» **Text extract**:
/---

# basement framing question



## Indyc0lt (Sep 14, 2011)

single top plate will be sufficient.


----------



## spring3100 (May 6, 2011)

Non load bearing partition walls only require a single top plate.

If you have room,place bottom plates to floor standing off wall an inch or so,square plates to one another,then shoot in with ramset or the like, then build walls on ground(1/4 to 3/8ths inch shorter than measurement of wall minus bottom plate),and lift into place,shim,level and nail.

Disco,instant perimeter walls.


----------



## titanoman (Nov 27, 2011)

One plate is just wrong, IMO.
Hard to nail sheetrock, makes you find studs to nail crown, and a few reasons I'm not thinking of.
And two plates on the bottom is just wrong, IMO.
Just frame the wall on the ground with one green plate, stand it.
Try avoiding shims.


----------



## AtlanticWBConst. (May 12, 2006)

There are no loads requiring support above. Single top plate and single PT bottom plate is all that is needed.

\---

» **Supplied entries**:
/---

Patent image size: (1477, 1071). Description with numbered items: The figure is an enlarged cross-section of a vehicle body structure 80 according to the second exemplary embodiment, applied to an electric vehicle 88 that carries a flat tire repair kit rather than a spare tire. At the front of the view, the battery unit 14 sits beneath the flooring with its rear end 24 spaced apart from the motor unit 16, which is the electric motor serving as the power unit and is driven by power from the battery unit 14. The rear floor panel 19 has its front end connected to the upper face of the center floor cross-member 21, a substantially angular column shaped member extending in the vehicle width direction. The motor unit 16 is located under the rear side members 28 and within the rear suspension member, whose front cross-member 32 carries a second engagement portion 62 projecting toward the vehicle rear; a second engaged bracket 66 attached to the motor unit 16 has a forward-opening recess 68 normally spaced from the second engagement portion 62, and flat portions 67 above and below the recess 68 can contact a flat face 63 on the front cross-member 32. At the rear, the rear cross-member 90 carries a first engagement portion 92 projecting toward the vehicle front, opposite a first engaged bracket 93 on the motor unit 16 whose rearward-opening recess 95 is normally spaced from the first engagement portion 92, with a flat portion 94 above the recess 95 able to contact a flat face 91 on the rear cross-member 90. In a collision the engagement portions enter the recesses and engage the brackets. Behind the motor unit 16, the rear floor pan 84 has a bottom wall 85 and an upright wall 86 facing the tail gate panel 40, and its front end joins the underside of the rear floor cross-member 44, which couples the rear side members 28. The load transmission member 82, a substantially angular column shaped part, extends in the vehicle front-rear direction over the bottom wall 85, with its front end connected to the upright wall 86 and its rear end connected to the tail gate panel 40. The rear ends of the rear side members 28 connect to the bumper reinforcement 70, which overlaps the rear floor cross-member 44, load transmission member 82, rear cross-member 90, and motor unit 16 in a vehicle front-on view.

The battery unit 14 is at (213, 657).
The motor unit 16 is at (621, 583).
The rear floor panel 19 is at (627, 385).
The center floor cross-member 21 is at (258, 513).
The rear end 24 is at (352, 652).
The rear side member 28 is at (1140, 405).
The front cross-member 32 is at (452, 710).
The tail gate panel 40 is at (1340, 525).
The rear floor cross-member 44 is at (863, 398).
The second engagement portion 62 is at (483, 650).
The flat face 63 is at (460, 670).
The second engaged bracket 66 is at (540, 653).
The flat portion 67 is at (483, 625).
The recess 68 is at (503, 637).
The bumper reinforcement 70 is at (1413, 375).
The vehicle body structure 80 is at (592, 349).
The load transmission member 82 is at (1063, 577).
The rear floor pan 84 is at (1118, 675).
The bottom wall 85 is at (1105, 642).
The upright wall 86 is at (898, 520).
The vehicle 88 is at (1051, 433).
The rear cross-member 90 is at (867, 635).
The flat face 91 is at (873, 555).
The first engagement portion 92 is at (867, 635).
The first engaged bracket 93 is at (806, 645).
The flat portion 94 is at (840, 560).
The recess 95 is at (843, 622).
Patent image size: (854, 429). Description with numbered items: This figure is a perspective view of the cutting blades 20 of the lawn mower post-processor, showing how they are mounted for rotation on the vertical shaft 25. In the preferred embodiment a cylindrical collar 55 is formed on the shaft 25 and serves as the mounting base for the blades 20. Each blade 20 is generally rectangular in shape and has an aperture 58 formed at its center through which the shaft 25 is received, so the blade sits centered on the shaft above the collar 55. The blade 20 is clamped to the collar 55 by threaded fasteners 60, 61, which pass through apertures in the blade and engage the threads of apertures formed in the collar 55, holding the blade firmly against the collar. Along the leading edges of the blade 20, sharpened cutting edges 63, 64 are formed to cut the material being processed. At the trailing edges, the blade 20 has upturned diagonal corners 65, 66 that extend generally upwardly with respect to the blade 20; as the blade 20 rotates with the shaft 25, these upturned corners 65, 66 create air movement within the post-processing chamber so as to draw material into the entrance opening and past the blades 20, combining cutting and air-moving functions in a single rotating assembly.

\---

» **Short exercise 1**: In the basement framing thread, how much shorter than the measurement does spring3100 say to build the walls on the ground?
» **Short exercise 2**: For each statement, say whether it agrees with the basement framing thread: (a) AtlanticWBConst. says a single top plate and a single PT bottom plate are all that is needed. (b) titanoman recommends using shims. (c) spring3100 says non load bearing partition walls need a double top plate.
» **Short exercise 3**: Copy the basement framing thread word for word from "And two plates" to "(May 12, 2006)".
The records were taken from a different source than the basement framing thread.

» **Output 1**: Spring3100 says to build them 1/4 to 3/8ths inch shorter than the measurement of the wall minus the bottom plate.

» **Output 2**:
(a) Yes: "Single top plate and single PT bottom plate is all that is needed."
(b) No: "Try avoiding shims."
(c) No: "Non load bearing partition walls only require a single top plate."

» **Output 3**:
And two plates on the bottom is just wrong, IMO.
Just frame the wall on the ground with one green plate, stand it.
Try avoiding shims.


----------



## AtlanticWBConst. (May 12, 2006)